_BRIEF_
Your answer should be only a number: how many lines include the word "frac".
******************************
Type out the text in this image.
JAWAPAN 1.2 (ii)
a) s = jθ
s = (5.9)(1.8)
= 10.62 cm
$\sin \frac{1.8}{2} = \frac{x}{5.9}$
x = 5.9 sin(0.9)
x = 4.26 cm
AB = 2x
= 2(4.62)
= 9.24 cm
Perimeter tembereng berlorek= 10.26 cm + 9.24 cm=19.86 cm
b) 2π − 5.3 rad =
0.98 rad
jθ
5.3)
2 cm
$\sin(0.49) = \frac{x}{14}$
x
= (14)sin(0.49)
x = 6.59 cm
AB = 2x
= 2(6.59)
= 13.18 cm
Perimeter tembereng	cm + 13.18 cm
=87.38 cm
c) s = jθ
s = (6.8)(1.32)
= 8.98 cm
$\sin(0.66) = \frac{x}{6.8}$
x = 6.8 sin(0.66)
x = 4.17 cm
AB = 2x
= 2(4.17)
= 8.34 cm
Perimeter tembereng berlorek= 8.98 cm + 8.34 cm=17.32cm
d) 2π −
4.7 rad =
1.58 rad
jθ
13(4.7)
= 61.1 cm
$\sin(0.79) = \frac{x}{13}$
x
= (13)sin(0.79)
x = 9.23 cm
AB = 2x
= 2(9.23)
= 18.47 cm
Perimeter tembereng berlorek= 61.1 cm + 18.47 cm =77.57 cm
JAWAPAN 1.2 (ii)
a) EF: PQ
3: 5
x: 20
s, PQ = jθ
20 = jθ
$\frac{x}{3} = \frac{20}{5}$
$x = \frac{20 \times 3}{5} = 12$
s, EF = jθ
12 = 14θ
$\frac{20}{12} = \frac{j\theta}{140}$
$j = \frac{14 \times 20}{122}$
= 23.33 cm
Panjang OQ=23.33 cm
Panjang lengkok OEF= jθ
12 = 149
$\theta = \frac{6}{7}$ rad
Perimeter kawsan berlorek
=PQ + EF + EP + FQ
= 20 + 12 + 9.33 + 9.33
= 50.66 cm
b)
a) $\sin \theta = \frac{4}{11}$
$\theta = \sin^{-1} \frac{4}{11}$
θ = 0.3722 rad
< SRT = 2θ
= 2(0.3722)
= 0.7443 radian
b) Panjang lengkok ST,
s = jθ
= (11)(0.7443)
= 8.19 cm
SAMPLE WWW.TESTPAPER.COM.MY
******************************
_PROBLEM SOLUTION_
11